Records shown:
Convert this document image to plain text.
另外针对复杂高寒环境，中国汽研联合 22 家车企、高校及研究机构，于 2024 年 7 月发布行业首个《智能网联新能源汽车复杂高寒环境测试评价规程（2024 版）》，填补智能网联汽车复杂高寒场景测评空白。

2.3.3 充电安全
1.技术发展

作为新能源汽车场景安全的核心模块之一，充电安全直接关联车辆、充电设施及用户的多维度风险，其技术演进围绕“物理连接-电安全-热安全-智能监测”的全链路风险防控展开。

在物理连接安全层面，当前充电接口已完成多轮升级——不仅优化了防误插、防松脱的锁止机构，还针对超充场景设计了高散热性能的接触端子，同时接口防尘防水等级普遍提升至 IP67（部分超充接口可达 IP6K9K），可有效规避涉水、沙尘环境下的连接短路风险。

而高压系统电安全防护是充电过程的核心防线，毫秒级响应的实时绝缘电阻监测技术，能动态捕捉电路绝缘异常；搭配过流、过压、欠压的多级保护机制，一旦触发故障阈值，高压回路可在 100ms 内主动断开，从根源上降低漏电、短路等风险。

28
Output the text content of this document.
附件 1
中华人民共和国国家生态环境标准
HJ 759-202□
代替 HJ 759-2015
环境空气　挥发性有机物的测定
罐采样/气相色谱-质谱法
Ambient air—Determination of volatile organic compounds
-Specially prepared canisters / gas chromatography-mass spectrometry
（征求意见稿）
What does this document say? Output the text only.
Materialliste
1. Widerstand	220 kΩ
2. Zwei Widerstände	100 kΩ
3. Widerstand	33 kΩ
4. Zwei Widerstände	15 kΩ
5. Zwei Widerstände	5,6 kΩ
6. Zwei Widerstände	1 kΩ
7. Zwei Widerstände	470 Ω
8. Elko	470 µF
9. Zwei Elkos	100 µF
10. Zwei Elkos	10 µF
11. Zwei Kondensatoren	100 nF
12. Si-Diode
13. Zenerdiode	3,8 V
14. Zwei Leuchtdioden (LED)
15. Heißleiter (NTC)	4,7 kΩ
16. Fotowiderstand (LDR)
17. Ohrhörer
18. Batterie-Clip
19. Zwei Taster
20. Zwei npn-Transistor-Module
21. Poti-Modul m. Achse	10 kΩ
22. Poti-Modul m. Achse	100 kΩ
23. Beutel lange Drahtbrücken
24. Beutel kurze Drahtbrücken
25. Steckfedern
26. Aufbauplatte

What you will do: Filter the listing above for the string "Output" and copy every matching line.

The solution:
Output the text content of this document.
What does this document say? Output the text only.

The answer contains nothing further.